◆ **Extrait fourni**:
+ + + +

“Il n’y a que la vérité qui blesse”, dit le dicton populaire. En extrapolant au domaine politique, on pourrait dire: “Il n’y a que la vérité qui dérange”… Mandaté par le Hezbollah pour mener les tractations diplomatiques avec les décideurs internationaux, le chef du législatif et du mouvement Amal, Nabih Berry, a souligné ces derniers jours que seule la résolution 1701 du Conseil de sécurité (août 2006) devrait être au centre des discussions en vue d’une solution au conflit actuel, ajoutant, sans y aller par quatre chemins, que la 1701 “abolit” la 1559!
Le leader d’Amal réagissait en toute vraisemblance à la position ferme de l’opposition souverainiste qui insiste sur la nécessité de mettre à exécution les résolutions 1701, 1559 et 1680, l’application de ces deux dernières étant très explicitement prévue et mise en évidence dans le texte de la 1701. Cette approche a d’ailleurs été l’un des deux points fondamentaux soulevés dans le document approuvé au terme de la réunion élargie des pôles de l’opposition, tenue samedi après-midi à Meerab, à l’initiative des Forces libanaises (FL).
La teneur de ce document de Meerab, rendu public par le leader des FL, Samir Geagea, à l’issue de trois heures de débats parfaitement ciblés, insiste sur le caractère impératif de la concrétisation de toutes les dispositions des trois résolutions en question, rappelant à cet égard que la 1701 s’appuie sans aucune équivoque sur les résolutions 1559 (de 2004) et 1680 (2006) en vue de l’application de mesures essentielles clairement définies: interdiction de toute présence armée illégale et de tout stockage de munitions ou d’arsenal militaire non étatique au sud du Litani; l’arrêt de tout transfert par des pays tiers d’armes et de munitions à des organisations ou factions présentes sur le territoire libanais; le désarmement des milices, donc du Hezbollah (et c’est là le point central de tout règlement); le rétablissement de la souveraineté et de l’autorité exclusive du gouvernement central sur l’ensemble du territoire; le contrôle des frontières afin d’empêcher l’entrée d’armes et d’équipements militaires, sans le consentement du gouvernement.

+ + + +

◆ **Items fournis**:
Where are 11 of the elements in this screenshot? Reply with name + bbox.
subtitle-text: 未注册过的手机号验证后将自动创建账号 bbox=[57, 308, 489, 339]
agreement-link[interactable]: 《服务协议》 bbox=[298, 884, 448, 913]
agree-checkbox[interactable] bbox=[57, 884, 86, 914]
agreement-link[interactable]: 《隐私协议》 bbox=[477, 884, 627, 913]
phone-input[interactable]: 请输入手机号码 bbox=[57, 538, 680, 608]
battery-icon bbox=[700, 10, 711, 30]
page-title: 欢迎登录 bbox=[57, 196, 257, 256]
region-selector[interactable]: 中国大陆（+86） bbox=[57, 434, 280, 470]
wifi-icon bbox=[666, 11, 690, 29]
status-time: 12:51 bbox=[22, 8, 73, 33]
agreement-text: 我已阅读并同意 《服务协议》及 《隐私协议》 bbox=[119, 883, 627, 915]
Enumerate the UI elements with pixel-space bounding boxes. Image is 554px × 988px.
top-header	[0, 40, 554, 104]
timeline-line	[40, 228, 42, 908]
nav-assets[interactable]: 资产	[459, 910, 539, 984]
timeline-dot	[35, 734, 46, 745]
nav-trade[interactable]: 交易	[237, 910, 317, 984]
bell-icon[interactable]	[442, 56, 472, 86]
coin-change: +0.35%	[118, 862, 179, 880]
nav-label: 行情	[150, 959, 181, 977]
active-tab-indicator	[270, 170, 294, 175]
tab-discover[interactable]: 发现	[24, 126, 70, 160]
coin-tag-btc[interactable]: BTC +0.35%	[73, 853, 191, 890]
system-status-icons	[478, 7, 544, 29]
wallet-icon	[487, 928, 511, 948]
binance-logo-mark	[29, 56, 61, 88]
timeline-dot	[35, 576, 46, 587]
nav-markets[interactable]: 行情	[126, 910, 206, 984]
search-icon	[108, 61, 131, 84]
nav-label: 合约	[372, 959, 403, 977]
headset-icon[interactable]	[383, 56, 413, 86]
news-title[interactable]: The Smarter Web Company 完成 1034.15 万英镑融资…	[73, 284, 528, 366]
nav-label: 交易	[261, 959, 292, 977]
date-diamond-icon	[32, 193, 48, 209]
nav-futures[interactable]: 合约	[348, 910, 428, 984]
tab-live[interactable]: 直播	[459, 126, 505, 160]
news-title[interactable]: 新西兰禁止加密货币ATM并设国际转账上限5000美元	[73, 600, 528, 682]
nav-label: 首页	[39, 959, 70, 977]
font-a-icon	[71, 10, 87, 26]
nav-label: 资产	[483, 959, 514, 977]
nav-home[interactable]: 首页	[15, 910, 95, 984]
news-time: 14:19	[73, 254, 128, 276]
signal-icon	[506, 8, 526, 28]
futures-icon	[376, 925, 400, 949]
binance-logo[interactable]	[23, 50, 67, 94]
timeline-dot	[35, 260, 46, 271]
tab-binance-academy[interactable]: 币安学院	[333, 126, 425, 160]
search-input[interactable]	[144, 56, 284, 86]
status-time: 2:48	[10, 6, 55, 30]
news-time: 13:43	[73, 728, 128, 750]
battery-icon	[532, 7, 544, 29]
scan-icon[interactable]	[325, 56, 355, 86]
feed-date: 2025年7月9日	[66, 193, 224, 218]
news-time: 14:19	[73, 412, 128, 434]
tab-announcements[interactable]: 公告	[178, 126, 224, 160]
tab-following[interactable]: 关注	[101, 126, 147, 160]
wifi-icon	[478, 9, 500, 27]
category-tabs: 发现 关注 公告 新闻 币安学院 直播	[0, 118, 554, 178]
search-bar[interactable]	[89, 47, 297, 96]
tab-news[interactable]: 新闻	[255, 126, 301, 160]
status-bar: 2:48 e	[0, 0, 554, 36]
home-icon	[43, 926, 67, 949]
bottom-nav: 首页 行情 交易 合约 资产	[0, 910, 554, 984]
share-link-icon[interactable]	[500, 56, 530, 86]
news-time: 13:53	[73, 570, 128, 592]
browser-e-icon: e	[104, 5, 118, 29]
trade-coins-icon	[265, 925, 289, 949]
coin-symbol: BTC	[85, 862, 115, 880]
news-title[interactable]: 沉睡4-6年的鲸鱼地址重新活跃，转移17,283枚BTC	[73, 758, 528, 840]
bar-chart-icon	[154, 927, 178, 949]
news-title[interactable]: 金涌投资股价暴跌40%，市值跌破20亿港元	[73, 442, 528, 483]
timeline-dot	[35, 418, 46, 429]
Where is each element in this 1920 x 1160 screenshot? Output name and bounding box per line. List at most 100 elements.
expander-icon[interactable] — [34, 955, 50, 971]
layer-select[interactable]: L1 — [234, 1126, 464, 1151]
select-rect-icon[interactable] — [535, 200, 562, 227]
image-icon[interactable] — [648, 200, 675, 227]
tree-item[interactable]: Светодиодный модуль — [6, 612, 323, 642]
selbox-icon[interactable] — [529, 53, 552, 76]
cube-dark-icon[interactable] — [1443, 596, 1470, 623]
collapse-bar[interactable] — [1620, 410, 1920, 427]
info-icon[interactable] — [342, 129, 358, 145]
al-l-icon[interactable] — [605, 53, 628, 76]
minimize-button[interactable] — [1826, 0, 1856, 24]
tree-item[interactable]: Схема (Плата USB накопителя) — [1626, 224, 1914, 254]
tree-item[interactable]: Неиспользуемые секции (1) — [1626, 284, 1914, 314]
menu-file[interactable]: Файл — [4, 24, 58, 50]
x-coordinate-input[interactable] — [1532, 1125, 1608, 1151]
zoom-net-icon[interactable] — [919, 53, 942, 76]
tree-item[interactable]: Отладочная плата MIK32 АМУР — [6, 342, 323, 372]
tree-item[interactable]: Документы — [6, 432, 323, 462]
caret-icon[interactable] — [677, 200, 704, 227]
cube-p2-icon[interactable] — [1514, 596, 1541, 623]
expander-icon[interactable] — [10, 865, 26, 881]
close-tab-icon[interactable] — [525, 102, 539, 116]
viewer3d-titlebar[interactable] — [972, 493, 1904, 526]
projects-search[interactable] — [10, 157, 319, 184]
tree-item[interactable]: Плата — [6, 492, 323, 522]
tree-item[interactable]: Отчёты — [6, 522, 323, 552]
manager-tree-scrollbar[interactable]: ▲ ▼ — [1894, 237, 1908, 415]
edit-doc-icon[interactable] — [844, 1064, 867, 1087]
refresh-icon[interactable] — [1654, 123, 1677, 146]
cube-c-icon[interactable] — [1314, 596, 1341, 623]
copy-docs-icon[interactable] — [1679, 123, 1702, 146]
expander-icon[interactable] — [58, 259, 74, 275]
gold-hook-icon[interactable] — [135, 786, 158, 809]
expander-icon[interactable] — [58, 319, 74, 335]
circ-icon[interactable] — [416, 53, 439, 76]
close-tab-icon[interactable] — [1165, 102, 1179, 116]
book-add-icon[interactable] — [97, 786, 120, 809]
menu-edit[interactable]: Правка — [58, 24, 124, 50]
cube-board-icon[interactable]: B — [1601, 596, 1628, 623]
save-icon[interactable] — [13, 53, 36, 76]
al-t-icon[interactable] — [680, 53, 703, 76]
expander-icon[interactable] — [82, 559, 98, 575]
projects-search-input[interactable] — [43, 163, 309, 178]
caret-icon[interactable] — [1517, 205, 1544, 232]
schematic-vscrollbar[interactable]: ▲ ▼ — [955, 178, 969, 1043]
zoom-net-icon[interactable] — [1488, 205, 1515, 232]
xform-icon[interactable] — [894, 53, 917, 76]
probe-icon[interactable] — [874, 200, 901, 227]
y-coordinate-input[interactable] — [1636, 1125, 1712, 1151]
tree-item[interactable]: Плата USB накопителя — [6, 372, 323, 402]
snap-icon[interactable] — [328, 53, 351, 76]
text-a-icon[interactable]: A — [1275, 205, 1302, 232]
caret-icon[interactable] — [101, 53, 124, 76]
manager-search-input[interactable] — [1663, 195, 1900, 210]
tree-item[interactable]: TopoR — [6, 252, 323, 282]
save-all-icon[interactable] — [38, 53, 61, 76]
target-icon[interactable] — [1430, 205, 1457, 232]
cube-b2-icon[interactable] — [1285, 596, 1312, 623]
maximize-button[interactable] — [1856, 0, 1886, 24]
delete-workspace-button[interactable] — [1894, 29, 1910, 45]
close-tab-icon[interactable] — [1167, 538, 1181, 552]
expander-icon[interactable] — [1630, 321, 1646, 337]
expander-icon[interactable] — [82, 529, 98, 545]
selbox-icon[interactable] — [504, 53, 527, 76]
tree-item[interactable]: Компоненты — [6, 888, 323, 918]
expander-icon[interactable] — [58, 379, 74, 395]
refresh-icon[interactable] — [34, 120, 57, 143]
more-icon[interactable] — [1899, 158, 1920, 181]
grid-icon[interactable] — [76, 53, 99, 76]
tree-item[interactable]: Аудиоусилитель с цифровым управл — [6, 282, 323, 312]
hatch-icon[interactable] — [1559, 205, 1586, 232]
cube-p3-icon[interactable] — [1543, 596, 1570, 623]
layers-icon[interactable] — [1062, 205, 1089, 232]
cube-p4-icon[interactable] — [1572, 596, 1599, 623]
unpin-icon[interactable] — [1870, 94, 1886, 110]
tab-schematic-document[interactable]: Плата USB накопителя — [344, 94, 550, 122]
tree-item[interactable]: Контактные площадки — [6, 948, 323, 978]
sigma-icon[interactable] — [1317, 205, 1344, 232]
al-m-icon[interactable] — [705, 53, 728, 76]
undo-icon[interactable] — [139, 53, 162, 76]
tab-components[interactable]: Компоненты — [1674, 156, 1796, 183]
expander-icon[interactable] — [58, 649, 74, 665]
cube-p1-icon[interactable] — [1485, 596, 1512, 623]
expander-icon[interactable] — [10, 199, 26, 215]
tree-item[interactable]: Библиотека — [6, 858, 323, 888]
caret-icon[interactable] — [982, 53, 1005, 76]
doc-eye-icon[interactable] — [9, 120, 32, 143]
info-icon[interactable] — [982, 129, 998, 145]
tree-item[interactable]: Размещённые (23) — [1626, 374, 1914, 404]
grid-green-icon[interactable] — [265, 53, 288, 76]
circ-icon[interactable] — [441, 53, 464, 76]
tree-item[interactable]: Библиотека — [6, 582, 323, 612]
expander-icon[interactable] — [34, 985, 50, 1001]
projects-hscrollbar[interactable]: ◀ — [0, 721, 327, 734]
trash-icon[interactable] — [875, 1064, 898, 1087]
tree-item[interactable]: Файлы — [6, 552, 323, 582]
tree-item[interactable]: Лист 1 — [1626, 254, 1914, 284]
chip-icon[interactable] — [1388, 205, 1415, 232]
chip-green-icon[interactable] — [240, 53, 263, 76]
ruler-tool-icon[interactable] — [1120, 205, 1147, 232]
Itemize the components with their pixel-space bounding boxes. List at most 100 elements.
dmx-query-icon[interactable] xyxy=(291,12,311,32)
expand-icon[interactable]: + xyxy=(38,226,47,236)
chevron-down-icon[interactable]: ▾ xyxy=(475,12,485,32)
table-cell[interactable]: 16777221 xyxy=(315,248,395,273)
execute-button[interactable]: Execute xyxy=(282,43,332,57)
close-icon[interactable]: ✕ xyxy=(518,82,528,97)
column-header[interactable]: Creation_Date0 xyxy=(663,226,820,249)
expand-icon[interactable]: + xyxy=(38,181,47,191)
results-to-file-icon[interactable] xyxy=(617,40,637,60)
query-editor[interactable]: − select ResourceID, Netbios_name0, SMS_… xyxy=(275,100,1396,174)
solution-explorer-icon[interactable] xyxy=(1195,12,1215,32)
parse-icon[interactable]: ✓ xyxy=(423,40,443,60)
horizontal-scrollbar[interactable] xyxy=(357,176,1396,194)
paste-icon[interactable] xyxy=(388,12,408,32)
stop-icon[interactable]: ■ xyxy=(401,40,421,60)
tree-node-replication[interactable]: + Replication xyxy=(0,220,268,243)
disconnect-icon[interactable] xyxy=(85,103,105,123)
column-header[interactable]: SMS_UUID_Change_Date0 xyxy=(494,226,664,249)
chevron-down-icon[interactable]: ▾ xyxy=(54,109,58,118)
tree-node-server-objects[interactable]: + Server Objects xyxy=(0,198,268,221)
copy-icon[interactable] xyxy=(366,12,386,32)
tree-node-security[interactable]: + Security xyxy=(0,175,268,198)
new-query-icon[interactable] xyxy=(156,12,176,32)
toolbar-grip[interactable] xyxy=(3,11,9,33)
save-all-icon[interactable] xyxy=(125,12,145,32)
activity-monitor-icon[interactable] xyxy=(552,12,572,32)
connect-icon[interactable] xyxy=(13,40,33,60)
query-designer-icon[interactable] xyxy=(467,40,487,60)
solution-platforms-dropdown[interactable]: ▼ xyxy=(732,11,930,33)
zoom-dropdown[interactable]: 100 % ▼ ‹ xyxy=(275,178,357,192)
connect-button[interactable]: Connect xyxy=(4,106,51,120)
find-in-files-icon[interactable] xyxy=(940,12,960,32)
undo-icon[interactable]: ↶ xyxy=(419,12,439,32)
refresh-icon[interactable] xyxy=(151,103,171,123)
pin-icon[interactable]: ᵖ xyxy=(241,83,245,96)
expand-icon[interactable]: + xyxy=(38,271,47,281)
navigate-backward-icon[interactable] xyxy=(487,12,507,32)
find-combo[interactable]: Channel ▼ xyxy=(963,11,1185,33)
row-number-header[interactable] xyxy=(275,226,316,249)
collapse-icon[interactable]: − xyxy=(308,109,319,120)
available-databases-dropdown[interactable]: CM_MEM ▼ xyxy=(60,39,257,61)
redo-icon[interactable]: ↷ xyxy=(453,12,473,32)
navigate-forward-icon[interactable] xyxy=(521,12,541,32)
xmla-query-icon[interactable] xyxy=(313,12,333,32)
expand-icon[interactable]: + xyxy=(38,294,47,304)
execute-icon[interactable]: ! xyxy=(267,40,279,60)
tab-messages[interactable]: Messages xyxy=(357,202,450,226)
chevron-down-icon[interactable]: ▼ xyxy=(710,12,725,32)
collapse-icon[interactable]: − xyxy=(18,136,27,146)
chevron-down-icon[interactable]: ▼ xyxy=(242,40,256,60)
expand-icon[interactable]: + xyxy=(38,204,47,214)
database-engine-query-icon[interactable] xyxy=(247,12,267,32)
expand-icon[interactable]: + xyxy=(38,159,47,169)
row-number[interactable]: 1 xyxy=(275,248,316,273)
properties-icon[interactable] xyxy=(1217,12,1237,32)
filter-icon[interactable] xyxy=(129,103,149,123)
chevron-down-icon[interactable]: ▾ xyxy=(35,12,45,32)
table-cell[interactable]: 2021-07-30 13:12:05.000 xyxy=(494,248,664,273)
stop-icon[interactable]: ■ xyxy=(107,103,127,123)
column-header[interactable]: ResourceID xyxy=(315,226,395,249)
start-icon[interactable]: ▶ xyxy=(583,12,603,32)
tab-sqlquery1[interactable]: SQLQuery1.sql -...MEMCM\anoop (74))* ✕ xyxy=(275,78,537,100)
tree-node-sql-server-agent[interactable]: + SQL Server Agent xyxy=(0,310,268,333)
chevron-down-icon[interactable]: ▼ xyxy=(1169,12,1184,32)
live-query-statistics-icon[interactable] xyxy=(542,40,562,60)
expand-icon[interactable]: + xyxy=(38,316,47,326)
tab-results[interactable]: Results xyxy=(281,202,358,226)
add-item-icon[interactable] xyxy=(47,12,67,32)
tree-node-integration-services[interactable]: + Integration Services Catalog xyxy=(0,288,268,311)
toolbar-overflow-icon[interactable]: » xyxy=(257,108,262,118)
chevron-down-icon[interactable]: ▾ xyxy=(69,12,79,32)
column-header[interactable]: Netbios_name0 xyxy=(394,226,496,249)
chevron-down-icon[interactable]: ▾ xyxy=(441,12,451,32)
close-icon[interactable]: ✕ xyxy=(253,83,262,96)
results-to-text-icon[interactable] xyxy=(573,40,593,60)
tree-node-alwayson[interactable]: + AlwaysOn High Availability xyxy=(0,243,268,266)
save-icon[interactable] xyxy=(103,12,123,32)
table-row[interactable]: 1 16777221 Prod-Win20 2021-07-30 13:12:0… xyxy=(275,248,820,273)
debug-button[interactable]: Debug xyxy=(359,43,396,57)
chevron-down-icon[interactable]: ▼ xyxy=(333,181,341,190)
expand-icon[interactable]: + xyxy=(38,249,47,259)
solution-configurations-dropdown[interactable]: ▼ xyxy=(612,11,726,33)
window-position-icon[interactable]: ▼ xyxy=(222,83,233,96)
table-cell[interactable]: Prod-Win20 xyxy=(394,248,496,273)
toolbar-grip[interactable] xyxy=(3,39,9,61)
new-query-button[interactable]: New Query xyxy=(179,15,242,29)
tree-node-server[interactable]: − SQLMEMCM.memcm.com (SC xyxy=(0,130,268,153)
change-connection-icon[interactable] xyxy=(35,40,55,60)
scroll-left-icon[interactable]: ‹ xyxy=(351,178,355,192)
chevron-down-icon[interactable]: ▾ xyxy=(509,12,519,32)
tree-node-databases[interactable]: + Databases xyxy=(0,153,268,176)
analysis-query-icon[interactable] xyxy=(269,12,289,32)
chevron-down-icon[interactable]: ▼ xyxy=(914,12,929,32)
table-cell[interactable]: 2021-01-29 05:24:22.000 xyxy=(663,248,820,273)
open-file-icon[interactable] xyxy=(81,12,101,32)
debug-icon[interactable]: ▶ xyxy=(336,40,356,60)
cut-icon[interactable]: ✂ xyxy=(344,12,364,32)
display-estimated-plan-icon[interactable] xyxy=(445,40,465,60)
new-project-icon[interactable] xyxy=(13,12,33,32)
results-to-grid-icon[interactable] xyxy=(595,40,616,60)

+ + + +

◆ **Consigne**: Reprenez le texte sur les résolutions 1701, 1559 et 1680 après sa dernière phrase et poursuivez-le.

◆ **Réponse**:
En affirmant – c’est une première risible – que la 1701 abolit la 1559, Nabih Berry semble faire parvenir un message on ne peut plus clair: pour le Hezbollah (puisque c’est de lui qu’il s’agit), la 1701 implique uniquement un cessez-le-feu et un retrait au nord du Litani. Cette approche réductrice laisse toute la latitude au parti pro-iranien (comme ce fut le cas en 2006) de se réorganiser, de se réarmer, de compenser ses pertes et de consolider sa position sur la scène locale, de manière à relancer son comportement belliqueux, de donner un nouvel élan à son entreprise de sape, et de lancer sans doute une nouvelle guerre dans quelques années afin que le Liban reste otage du régime des mollahs iraniens.
C’est précisément pour mettre un terme à ce cercle vicieux de violence et de conflits armés stériles à répétition que le document de Meerab adopté samedi par les pôles de l’opposition souverainiste insiste sur l’application de “toutes les dispositions” des résolutions 1701, 1559 et 1680.
En donnant sa propre lecture réductrice de la 1701, le leader d’Amal occulte les tragédies et les épreuves endurées par les Libanais depuis plus d’un demi-siècle. Il semble oublier que les raids israéliens contre le Liban ont débuté au début des années 1970 à la suite de l’implantation des organisations palestiniennes armées dans le Arkoub, ce qui marqua le point de départ de nos guerres à répétition.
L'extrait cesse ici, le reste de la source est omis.